─── Extracted records ───

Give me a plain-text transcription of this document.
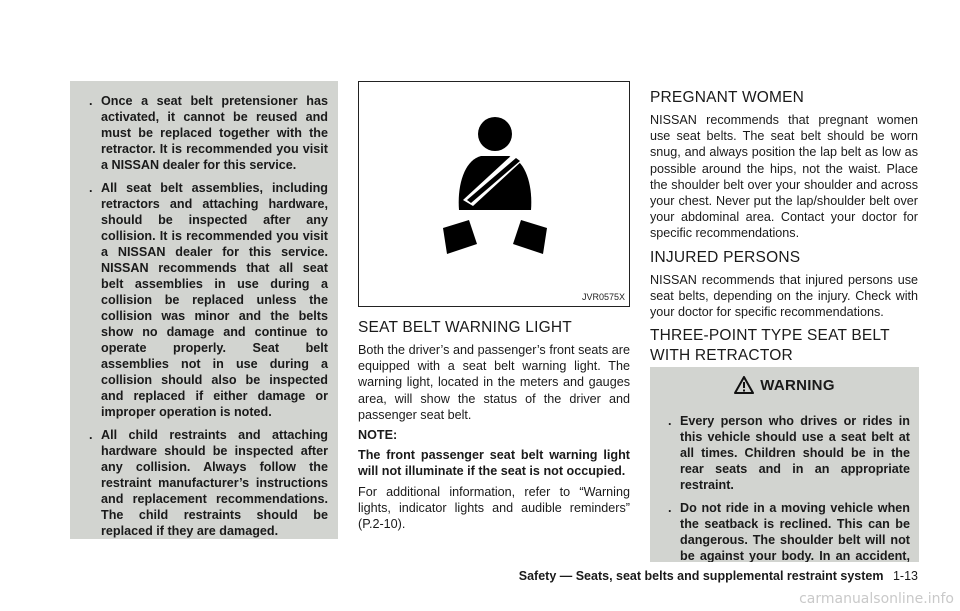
. Once a seat belt pretensioner has activated, it cannot be reused and must be replaced together with the retractor. It is recommended you visit a NISSAN dealer for this service.
. All seat belt assemblies, including retractors and attaching hardware, should be inspected after any collision. It is recommended you visit a NISSAN dealer for this service. NISSAN recommends that all seat belt assemblies in use during a collision be replaced unless the collision was minor and the belts show no damage and continue to operate properly. Seat belt assemblies not in use during a collision should also be inspected and replaced if either damage or improper operation is noted.
. All child restraints and attaching hardware should be inspected after any collision. Always follow the restraint manufacturer’s instructions and replacement recommendations. The child restraints should be replaced if they are damaged.
JVR0575X
SEAT BELT WARNING LIGHT

Both the driver’s and passenger’s front seats are equipped with a seat belt warning light. The warning light, located in the meters and gauges area, will show the status of the driver and passenger seat belt.

NOTE:

The front passenger seat belt warning light will not illuminate if the seat is not occupied.

For additional information, refer to “Warning lights, indicator lights and audible reminders” (P.2-10).

PREGNANT WOMEN

NISSAN recommends that pregnant women use seat belts. The seat belt should be worn snug, and always position the lap belt as low as possible around the hips, not the waist. Place the shoulder belt over your shoulder and across your chest. Never put the lap/shoulder belt over your abdominal area. Contact your doctor for specific recommendations.

INJURED PERSONS

NISSAN recommends that injured persons use seat belts, depending on the injury. Check with your doctor for specific recommendations.

THREE-POINT TYPE SEAT BELT WITH RETRACTOR
WARNING
. Every person who drives or rides in this vehicle should use a seat belt at all times. Children should be in the rear seats and in an appropriate restraint.
. Do not ride in a moving vehicle when the seatback is reclined. This can be dangerous. The shoulder belt will not be against your body. In an accident,
Safety — Seats, seat belts and supplemental restraint system 1-13
carmanualsonline.info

───

Exercise details
Repeat the listing in full and exactly. Leave any pictures out.

Complete response
Give me a plain-text transcription of this document.
. Once a seat belt pretensioner has activated, it cannot be reused and must be replaced together with the retractor. It is recommended you visit a NISSAN dealer for this service.
. All seat belt assemblies, including retractors and attaching hardware, should be inspected after any collision. It is recommended you visit a NISSAN dealer for this service. NISSAN recommends that all seat belt assemblies in use during a collision be replaced unless the collision was minor and the belts show no damage and continue to operate properly. Seat belt assemblies not in use during a collision should also be inspected and replaced if either damage or improper operation is noted.
. All child restraints and attaching hardware should be inspected after any collision. Always follow the restraint manufacturer’s instructions and replacement recommendations. The child restraints should be replaced if they are damaged.
JVR0575X
SEAT BELT WARNING LIGHT

Both the driver’s and passenger’s front seats are equipped with a seat belt warning light. The warning light, located in the meters and gauges area, will show the status of the driver and passenger seat belt.

NOTE:

The front passenger seat belt warning light will not illuminate if the seat is not occupied.

For additional information, refer to “Warning lights, indicator lights and audible reminders” (P.2-10).

PREGNANT WOMEN

NISSAN recommends that pregnant women use seat belts. The seat belt should be worn snug, and always position the lap belt as low as possible around the hips, not the waist. Place the shoulder belt over your shoulder and across your chest. Never put the lap/shoulder belt over your abdominal area. Contact your doctor for specific recommendations.

INJURED PERSONS

NISSAN recommends that injured persons use seat belts, depending on the injury. Check with your doctor for specific recommendations.

THREE-POINT TYPE SEAT BELT WITH RETRACTOR
WARNING
. Every person who drives or rides in this vehicle should use a seat belt at all times. Children should be in the rear seats and in an appropriate restraint.
. Do not ride in a moving vehicle when the seatback is reclined. This can be dangerous. The shoulder belt will not be against your body. In an accident,
Safety — Seats, seat belts and supplemental restraint system 1-13
carmanualsonline.info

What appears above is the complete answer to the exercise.